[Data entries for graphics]
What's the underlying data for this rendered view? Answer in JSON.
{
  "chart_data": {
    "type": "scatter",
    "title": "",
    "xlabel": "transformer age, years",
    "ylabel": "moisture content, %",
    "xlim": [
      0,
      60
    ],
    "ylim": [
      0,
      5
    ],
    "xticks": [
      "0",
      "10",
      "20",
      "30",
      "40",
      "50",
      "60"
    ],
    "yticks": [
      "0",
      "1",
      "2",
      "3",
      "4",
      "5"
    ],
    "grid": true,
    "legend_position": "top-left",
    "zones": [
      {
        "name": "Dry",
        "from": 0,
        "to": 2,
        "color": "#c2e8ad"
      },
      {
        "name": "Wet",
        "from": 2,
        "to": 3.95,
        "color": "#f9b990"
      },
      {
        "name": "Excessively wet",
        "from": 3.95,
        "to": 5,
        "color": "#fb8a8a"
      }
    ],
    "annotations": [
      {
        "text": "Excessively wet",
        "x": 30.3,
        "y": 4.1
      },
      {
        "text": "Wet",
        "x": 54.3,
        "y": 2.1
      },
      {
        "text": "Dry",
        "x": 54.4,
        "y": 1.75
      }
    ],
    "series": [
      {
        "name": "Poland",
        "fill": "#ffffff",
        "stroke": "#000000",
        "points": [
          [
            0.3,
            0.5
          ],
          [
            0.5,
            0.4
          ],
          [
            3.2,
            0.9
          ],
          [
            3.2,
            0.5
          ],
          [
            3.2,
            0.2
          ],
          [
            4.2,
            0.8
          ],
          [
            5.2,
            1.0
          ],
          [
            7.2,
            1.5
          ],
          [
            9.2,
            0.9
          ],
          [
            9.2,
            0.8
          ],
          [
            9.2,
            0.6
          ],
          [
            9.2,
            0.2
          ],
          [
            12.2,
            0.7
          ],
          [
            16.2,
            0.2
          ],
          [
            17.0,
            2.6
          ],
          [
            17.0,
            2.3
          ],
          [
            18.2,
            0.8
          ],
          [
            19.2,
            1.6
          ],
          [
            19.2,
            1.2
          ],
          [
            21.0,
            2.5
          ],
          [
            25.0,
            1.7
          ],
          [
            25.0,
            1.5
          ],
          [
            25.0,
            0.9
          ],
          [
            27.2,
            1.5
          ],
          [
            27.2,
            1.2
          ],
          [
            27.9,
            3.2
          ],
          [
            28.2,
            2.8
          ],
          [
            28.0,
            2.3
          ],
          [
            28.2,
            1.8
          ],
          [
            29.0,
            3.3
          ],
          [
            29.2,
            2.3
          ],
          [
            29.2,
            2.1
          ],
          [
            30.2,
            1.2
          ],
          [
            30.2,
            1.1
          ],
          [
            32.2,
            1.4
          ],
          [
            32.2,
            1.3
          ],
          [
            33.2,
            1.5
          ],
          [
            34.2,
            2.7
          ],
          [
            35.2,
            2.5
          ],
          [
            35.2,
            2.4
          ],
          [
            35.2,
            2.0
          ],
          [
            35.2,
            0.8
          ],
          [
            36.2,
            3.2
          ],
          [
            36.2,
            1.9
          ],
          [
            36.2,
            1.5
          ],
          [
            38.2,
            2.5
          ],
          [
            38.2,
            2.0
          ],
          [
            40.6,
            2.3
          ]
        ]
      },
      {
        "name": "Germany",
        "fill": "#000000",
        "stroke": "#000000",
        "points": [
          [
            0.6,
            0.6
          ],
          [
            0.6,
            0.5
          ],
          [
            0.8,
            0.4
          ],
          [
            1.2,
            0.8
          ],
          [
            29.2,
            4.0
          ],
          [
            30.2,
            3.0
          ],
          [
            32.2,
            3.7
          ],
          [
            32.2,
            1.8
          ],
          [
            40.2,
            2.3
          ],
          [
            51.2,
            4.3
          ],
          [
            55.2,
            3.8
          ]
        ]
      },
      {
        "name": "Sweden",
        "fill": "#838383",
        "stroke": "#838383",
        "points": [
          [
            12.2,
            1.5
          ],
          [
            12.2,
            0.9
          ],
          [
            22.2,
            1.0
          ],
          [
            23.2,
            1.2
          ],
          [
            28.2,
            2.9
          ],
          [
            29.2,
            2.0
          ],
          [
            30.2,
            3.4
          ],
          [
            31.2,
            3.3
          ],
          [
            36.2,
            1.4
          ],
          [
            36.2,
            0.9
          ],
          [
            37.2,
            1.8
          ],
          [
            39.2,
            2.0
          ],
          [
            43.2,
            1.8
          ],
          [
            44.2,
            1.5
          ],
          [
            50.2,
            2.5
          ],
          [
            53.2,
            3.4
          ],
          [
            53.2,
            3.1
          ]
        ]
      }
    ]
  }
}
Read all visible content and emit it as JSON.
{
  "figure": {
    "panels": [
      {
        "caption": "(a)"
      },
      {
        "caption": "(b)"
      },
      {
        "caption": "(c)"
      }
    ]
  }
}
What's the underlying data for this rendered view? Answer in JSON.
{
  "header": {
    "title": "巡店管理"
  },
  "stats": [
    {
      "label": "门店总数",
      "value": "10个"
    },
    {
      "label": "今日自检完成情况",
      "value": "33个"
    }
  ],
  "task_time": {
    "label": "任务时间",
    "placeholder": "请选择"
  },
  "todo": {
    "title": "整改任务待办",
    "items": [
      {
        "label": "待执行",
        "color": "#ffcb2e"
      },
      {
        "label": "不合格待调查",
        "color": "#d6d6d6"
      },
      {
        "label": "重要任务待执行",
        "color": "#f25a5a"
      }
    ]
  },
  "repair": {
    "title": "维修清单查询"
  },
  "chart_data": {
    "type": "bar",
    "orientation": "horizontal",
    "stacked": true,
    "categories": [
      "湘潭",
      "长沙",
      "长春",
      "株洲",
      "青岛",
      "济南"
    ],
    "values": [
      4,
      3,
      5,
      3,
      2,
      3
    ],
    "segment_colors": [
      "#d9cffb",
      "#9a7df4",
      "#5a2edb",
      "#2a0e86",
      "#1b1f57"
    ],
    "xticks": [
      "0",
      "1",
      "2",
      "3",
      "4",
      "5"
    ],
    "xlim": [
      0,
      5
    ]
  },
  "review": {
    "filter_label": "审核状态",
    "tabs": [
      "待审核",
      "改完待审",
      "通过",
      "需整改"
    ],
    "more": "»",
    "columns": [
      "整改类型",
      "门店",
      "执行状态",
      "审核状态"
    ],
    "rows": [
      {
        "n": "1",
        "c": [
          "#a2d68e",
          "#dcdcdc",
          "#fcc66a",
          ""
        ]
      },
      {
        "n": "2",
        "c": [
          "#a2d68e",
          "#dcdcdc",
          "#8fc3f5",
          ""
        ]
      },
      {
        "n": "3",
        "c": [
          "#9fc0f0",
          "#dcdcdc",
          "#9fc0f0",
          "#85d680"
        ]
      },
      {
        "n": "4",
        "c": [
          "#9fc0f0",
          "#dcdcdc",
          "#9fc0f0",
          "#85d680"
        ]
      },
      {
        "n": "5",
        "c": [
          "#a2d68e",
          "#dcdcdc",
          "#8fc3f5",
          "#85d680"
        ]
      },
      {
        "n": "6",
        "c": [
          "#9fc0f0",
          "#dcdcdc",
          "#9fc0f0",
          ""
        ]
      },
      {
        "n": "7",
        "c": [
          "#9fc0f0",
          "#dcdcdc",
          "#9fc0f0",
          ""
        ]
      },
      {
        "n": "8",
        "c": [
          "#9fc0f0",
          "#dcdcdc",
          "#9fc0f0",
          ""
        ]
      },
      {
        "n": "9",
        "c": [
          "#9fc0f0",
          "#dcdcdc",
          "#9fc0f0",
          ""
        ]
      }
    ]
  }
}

OBJECTIVE: Write the entries again, exactly as they stand.

ANSWER TO THE EXERCISE:
What's the underlying data for this rendered view? Answer in JSON.
{
  "chart_data": {
    "type": "scatter",
    "title": "",
    "xlabel": "transformer age, years",
    "ylabel": "moisture content, %",
    "xlim": [
      0,
      60
    ],
    "ylim": [
      0,
      5
    ],
    "xticks": [
      "0",
      "10",
      "20",
      "30",
      "40",
      "50",
      "60"
    ],
    "yticks": [
      "0",
      "1",
      "2",
      "3",
      "4",
      "5"
    ],
    "grid": true,
    "legend_position": "top-left",
    "zones": [
      {
        "name": "Dry",
        "from": 0,
        "to": 2,
        "color": "#c2e8ad"
      },
      {
        "name": "Wet",
        "from": 2,
        "to": 3.95,
        "color": "#f9b990"
      },
      {
        "name": "Excessively wet",
        "from": 3.95,
        "to": 5,
        "color": "#fb8a8a"
      }
    ],
    "annotations": [
      {
        "text": "Excessively wet",
        "x": 30.3,
        "y": 4.1
      },
      {
        "text": "Wet",
        "x": 54.3,
        "y": 2.1
      },
      {
        "text": "Dry",
        "x": 54.4,
        "y": 1.75
      }
    ],
    "series": [
      {
        "name": "Poland",
        "fill": "#ffffff",
        "stroke": "#000000",
        "points": [
          [
            0.3,
            0.5
          ],
          [
            0.5,
            0.4
          ],
          [
            3.2,
            0.9
          ],
          [
            3.2,
            0.5
          ],
          [
            3.2,
            0.2
          ],
          [
            4.2,
            0.8
          ],
          [
            5.2,
            1.0
          ],
          [
            7.2,
            1.5
          ],
          [
            9.2,
            0.9
          ],
          [
            9.2,
            0.8
          ],
          [
            9.2,
            0.6
          ],
          [
            9.2,
            0.2
          ],
          [
            12.2,
            0.7
          ],
          [
            16.2,
            0.2
          ],
          [
            17.0,
            2.6
          ],
          [
            17.0,
            2.3
          ],
          [
            18.2,
            0.8
          ],
          [
            19.2,
            1.6
          ],
          [
            19.2,
            1.2
          ],
          [
            21.0,
            2.5
          ],
          [
            25.0,
            1.7
          ],
          [
            25.0,
            1.5
          ],
          [
            25.0,
            0.9
          ],
          [
            27.2,
            1.5
          ],
          [
            27.2,
            1.2
          ],
          [
            27.9,
            3.2
          ],
          [
            28.2,
            2.8
          ],
          [
            28.0,
            2.3
          ],
          [
            28.2,
            1.8
          ],
          [
            29.0,
            3.3
          ],
          [
            29.2,
            2.3
          ],
          [
            29.2,
            2.1
          ],
          [
            30.2,
            1.2
          ],
          [
            30.2,
            1.1
          ],
          [
            32.2,
            1.4
          ],
          [
            32.2,
            1.3
          ],
          [
            33.2,
            1.5
          ],
          [
            34.2,
            2.7
          ],
          [
            35.2,
            2.5
          ],
          [
            35.2,
            2.4
          ],
          [
            35.2,
            2.0
          ],
          [
            35.2,
            0.8
          ],
          [
            36.2,
            3.2
          ],
          [
            36.2,
            1.9
          ],
          [
            36.2,
            1.5
          ],
          [
            38.2,
            2.5
          ],
          [
            38.2,
            2.0
          ],
          [
            40.6,
            2.3
          ]
        ]
      },
      {
        "name": "Germany",
        "fill": "#000000",
        "stroke": "#000000",
        "points": [
          [
            0.6,
            0.6
          ],
          [
            0.6,
            0.5
          ],
          [
            0.8,
            0.4
          ],
          [
            1.2,
            0.8
          ],
          [
            29.2,
            4.0
          ],
          [
            30.2,
            3.0
          ],
          [
            32.2,
            3.7
          ],
          [
            32.2,
            1.8
          ],
          [
            40.2,
            2.3
          ],
          [
            51.2,
            4.3
          ],
          [
            55.2,
            3.8
          ]
        ]
      },
      {
        "name": "Sweden",
        "fill": "#838383",
        "stroke": "#838383",
        "points": [
          [
            12.2,
            1.5
          ],
          [
            12.2,
            0.9
          ],
          [
            22.2,
            1.0
          ],
          [
            23.2,
            1.2
          ],
          [
            28.2,
            2.9
          ],
          [
            29.2,
            2.0
          ],
          [
            30.2,
            3.4
          ],
          [
            31.2,
            3.3
          ],
          [
            36.2,
            1.4
          ],
          [
            36.2,
            0.9
          ],
          [
            37.2,
            1.8
          ],
          [
            39.2,
            2.0
          ],
          [
            43.2,
            1.8
          ],
          [
            44.2,
            1.5
          ],
          [
            50.2,
            2.5
          ],
          [
            53.2,
            3.4
          ],
          [
            53.2,
            3.1
          ]
        ]
      }
    ]
  }
}
Read all visible content and emit it as JSON.
{
  "figure": {
    "panels": [
      {
        "caption": "(a)"
      },
      {
        "caption": "(b)"
      },
      {
        "caption": "(c)"
      }
    ]
  }
}
What's the underlying data for this rendered view? Answer in JSON.
{
  "header": {
    "title": "巡店管理"
  },
  "stats": [
    {
      "label": "门店总数",
      "value": "10个"
    },
    {
      "label": "今日自检完成情况",
      "value": "33个"
    }
  ],
  "task_time": {
    "label": "任务时间",
    "placeholder": "请选择"
  },
  "todo": {
    "title": "整改任务待办",
    "items": [
      {
        "label": "待执行",
        "color": "#ffcb2e"
      },
      {
        "label": "不合格待调查",
        "color": "#d6d6d6"
      },
      {
        "label": "重要任务待执行",
        "color": "#f25a5a"
      }
    ]
  },
  "repair": {
    "title": "维修清单查询"
  },
  "chart_data": {
    "type": "bar",
    "orientation": "horizontal",
    "stacked": true,
    "categories": [
      "湘潭",
      "长沙",
      "长春",
      "株洲",
      "青岛",
      "济南"
    ],
    "values": [
      4,
      3,
      5,
      3,
      2,
      3
    ],
    "segment_colors": [
      "#d9cffb",
      "#9a7df4",
      "#5a2edb",
      "#2a0e86",
      "#1b1f57"
    ],
    "xticks": [
      "0",
      "1",
      "2",
      "3",
      "4",
      "5"
    ],
    "xlim": [
      0,
      5
    ]
  },
  "review": {
    "filter_label": "审核状态",
    "tabs": [
      "待审核",
      "改完待审",
      "通过",
      "需整改"
    ],
    "more": "»",
    "columns": [
      "整改类型",
      "门店",
      "执行状态",
      "审核状态"
    ],
    "rows": [
      {
        "n": "1",
        "c": [
          "#a2d68e",
          "#dcdcdc",
          "#fcc66a",
          ""
        ]
      },
      {
        "n": "2",
        "c": [
          "#a2d68e",
          "#dcdcdc",
          "#8fc3f5",
          ""
        ]
      },
      {
        "n": "3",
        "c": [
          "#9fc0f0",
          "#dcdcdc",
          "#9fc0f0",
          "#85d680"
        ]
      },
      {
        "n": "4",
        "c": [
          "#9fc0f0",
          "#dcdcdc",
          "#9fc0f0",
          "#85d680"
        ]
      },
      {
        "n": "5",
        "c": [
          "#a2d68e",
          "#dcdcdc",
          "#8fc3f5",
          "#85d680"
        ]
      },
      {
        "n": "6",
        "c": [
          "#9fc0f0",
          "#dcdcdc",
          "#9fc0f0",
          ""
        ]
      },
      {
        "n": "7",
        "c": [
          "#9fc0f0",
          "#dcdcdc",
          "#9fc0f0",
          ""
        ]
      },
      {
        "n": "8",
        "c": [
          "#9fc0f0",
          "#dcdcdc",
          "#9fc0f0",
          ""
        ]
      },
      {
        "n": "9",
        "c": [
          "#9fc0f0",
          "#dcdcdc",
          "#9fc0f0",
          ""
        ]
      }
    ]
  }
}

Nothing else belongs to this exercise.